** start Listing **

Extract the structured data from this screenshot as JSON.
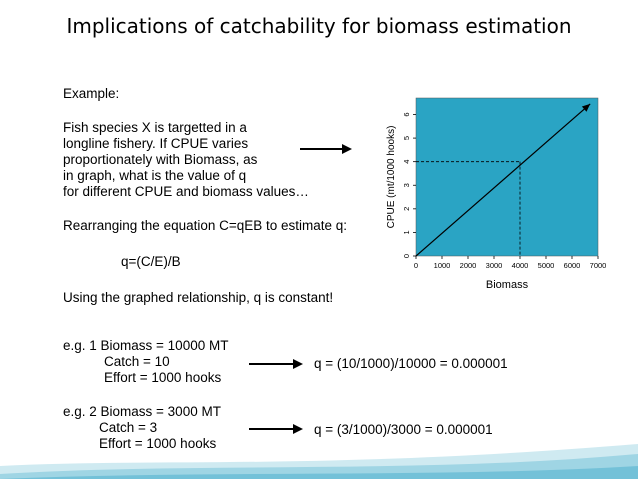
{
  "slide": {
    "title": "Implications of catchability for biomass estimation",
    "example_label": "Example:",
    "paragraph_lines": [
      "Fish species X is targetted in a",
      "longline fishery. If CPUE varies",
      "proportionately with Biomass, as",
      "in graph, what is the value of q",
      "for different CPUE and biomass values…"
    ],
    "rearranging": "Rearranging the equation C=qEB to estimate q:",
    "formula": "q=(C/E)/B",
    "constant_note": "Using the graphed relationship, q is constant!",
    "example1": {
      "line1": "e.g. 1  Biomass = 10000 MT",
      "line2": "Catch = 10",
      "line3": "Effort = 1000 hooks",
      "result": "q = (10/1000)/10000 = 0.000001"
    },
    "example2": {
      "line1": "e.g. 2  Biomass = 3000 MT",
      "line2": "Catch = 3",
      "line3": "Effort = 1000 hooks",
      "result": "q = (3/1000)/3000 = 0.000001"
    }
  },
  "chart_data": {
    "type": "line",
    "xlabel": "Biomass",
    "ylabel": "CPUE (mt/1000 hooks)",
    "xlim": [
      0,
      7000
    ],
    "ylim": [
      0,
      6.7
    ],
    "x_ticks": [
      0,
      1000,
      2000,
      3000,
      4000,
      5000,
      6000,
      7000
    ],
    "y_ticks": [
      0,
      1,
      2,
      3,
      4,
      5,
      6
    ],
    "series": [
      {
        "x": [
          0,
          6700
        ],
        "y": [
          0,
          6.45
        ]
      }
    ],
    "guide_point": {
      "x": 4000,
      "y": 4
    },
    "background_color": "#2aa4c4",
    "line_color": "#000000"
  }
}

** end Listing **

▶ **Brief**: Transcribe the listing above verbatim. Omit the pictures.

▶ **Task answer**:
Extract the structured data from this screenshot as JSON.
{
  "slide": {
    "title": "Implications of catchability for biomass estimation",
    "example_label": "Example:",
    "paragraph_lines": [
      "Fish species X is targetted in a",
      "longline fishery. If CPUE varies",
      "proportionately with Biomass, as",
      "in graph, what is the value of q",
      "for different CPUE and biomass values…"
    ],
    "rearranging": "Rearranging the equation C=qEB to estimate q:",
    "formula": "q=(C/E)/B",
    "constant_note": "Using the graphed relationship, q is constant!",
    "example1": {
      "line1": "e.g. 1  Biomass = 10000 MT",
      "line2": "Catch = 10",
      "line3": "Effort = 1000 hooks",
      "result": "q = (10/1000)/10000 = 0.000001"
    },
    "example2": {
      "line1": "e.g. 2  Biomass = 3000 MT",
      "line2": "Catch = 3",
      "line3": "Effort = 1000 hooks",
      "result": "q = (3/1000)/3000 = 0.000001"
    }
  },
  "chart_data": {
    "type": "line",
    "xlabel": "Biomass",
    "ylabel": "CPUE (mt/1000 hooks)",
    "xlim": [
      0,
      7000
    ],
    "ylim": [
      0,
      6.7
    ],
    "x_ticks": [
      0,
      1000,
      2000,
      3000,
      4000,
      5000,
      6000,
      7000
    ],
    "y_ticks": [
      0,
      1,
      2,
      3,
      4,
      5,
      6
    ],
    "series": [
      {
        "x": [
          0,
          6700
        ],
        "y": [
          0,
          6.45
        ]
      }
    ],
    "guide_point": {
      "x": 4000,
      "y": 4
    },
    "background_color": "#2aa4c4",
    "line_color": "#000000"
  }
}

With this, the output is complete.